WORK TO DO: Spot each line in the records below where the word "name" occurs, then copy it.

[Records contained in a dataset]
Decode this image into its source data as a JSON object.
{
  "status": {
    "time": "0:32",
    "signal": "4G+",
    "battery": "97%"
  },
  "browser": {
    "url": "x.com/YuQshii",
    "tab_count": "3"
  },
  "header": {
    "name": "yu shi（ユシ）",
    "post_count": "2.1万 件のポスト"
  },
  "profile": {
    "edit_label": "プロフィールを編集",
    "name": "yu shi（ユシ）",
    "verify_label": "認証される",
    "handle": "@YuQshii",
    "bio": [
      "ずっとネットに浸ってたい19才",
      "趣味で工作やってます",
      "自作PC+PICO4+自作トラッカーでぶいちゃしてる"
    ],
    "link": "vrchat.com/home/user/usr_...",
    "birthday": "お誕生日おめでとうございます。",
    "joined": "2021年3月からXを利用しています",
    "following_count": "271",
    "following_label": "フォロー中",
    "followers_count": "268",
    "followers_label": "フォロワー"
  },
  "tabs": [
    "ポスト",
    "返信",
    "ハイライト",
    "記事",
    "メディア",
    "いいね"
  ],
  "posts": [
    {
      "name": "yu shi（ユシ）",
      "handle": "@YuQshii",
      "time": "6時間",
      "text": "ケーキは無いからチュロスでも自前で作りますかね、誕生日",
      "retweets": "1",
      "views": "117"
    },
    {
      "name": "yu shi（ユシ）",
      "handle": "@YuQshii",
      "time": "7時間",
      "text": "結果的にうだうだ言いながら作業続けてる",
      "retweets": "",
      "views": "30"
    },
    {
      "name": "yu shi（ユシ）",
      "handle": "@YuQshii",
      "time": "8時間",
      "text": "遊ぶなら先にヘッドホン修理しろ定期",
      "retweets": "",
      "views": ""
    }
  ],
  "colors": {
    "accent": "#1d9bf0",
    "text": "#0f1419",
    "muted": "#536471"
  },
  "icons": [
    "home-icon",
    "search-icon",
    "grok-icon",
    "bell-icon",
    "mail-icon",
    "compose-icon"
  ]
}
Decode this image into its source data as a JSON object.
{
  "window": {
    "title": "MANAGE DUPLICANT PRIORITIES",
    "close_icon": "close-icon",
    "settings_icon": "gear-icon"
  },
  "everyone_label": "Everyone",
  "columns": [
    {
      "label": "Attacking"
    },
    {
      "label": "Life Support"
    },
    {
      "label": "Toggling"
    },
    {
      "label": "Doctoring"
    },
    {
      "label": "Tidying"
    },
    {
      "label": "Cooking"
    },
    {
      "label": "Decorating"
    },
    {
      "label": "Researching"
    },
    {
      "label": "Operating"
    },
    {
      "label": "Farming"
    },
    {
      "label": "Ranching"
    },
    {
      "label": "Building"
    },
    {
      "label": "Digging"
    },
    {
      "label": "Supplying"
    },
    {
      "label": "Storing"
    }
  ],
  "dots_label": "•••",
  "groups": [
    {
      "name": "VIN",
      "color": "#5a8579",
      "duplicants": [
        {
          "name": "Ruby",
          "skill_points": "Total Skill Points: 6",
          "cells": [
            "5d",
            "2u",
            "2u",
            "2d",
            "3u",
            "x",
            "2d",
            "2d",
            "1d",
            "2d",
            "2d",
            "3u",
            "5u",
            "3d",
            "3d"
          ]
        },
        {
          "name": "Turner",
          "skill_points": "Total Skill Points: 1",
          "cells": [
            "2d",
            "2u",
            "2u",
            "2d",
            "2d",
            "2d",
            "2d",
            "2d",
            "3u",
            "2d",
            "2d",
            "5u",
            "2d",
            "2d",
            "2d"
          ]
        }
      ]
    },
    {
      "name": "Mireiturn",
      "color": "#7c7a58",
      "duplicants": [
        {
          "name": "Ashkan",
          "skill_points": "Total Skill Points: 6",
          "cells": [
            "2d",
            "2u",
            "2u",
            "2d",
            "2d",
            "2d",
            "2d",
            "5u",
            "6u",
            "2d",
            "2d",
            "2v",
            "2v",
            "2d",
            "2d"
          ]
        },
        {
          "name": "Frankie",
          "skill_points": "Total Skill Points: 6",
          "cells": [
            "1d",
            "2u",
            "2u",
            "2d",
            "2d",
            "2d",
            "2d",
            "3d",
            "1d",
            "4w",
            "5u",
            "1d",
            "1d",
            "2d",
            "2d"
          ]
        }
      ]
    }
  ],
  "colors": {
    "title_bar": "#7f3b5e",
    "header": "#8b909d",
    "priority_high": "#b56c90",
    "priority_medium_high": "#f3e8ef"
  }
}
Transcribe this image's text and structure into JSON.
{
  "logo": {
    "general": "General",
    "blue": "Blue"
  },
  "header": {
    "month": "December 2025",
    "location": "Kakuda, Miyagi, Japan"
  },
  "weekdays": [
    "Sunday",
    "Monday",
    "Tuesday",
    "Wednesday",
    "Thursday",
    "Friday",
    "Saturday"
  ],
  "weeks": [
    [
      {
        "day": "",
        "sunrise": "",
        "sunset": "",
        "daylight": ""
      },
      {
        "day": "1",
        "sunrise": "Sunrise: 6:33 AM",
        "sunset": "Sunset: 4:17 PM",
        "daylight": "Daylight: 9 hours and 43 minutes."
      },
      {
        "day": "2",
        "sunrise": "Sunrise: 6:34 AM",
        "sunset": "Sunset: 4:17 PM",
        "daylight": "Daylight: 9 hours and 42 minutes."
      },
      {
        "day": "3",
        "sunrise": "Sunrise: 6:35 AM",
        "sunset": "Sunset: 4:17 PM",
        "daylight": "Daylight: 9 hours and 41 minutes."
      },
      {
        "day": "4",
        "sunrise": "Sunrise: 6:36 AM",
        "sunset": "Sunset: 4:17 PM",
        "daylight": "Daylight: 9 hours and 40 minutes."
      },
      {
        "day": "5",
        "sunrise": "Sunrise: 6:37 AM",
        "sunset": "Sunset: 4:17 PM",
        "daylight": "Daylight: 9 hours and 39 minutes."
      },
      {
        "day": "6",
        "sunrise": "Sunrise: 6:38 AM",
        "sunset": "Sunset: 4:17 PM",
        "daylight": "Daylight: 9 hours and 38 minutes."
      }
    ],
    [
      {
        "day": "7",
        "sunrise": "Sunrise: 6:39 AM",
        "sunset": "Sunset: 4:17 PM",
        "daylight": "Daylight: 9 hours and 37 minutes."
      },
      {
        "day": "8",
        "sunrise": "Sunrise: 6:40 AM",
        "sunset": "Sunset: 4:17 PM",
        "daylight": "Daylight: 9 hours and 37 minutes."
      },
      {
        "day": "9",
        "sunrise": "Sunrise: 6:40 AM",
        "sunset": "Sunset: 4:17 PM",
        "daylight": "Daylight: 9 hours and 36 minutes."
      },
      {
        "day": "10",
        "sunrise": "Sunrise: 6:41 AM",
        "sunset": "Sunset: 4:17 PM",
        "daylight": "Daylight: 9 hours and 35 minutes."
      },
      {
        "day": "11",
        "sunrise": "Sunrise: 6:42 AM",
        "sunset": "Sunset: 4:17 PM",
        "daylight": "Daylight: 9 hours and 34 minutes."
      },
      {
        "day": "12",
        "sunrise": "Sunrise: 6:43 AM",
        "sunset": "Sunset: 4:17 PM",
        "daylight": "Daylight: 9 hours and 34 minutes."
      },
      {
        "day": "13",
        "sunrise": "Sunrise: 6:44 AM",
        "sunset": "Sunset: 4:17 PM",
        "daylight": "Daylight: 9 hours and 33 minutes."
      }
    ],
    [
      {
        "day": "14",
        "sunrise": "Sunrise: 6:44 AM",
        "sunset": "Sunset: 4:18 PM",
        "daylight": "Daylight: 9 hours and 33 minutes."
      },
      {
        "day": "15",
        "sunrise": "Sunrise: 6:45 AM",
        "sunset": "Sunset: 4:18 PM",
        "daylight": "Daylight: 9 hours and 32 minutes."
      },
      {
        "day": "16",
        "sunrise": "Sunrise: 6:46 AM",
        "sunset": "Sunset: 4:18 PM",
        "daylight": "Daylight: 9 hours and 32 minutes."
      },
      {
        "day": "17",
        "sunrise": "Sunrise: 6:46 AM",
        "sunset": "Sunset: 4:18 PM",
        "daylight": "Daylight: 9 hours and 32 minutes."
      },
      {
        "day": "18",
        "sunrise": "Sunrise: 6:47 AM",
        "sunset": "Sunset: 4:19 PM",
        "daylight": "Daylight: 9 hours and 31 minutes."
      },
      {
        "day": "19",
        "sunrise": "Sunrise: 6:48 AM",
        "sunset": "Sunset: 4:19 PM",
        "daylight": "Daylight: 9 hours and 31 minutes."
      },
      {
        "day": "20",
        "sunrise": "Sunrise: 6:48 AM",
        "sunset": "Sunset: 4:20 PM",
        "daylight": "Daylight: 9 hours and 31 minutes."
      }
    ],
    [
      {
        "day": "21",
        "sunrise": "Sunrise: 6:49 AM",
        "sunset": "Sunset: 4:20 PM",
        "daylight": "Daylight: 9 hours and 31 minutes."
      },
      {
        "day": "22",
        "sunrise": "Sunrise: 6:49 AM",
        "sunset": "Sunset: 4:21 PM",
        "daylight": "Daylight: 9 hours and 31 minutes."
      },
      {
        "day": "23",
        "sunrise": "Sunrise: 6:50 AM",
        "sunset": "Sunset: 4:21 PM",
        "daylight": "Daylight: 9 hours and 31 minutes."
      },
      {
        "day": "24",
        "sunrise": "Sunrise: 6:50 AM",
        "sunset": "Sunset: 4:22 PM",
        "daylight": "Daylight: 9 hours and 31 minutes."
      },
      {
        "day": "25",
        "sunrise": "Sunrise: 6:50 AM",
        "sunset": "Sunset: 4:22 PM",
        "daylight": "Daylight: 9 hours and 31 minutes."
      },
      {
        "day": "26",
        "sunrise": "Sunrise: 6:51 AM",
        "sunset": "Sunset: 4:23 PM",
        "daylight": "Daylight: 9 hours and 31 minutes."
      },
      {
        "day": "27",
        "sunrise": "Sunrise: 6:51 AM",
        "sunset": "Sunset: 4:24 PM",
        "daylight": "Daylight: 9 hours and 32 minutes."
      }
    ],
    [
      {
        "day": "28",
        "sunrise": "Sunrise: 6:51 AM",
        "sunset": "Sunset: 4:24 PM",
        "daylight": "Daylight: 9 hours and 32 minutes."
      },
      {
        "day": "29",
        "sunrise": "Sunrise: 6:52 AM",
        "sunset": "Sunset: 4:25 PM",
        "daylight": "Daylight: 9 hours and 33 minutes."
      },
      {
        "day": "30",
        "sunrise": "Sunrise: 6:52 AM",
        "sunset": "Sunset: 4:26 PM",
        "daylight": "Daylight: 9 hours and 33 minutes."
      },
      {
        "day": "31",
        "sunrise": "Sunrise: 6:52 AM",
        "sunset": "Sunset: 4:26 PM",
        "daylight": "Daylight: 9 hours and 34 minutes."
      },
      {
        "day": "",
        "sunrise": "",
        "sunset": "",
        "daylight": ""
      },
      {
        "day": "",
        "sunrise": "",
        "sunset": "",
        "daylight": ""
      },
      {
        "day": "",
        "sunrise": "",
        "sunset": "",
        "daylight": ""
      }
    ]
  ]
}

FINISHED TASK:
    "name": "yu shi（ユシ）",
    "name": "yu shi（ユシ）",
      "name": "yu shi（ユシ）",
      "name": "yu shi（ユシ）",
      "name": "yu shi（ユシ）",
      "name": "VIN",
          "name": "Ruby",
          "name": "Turner",
      "name": "Mireiturn",
          "name": "Ashkan",
          "name": "Frankie",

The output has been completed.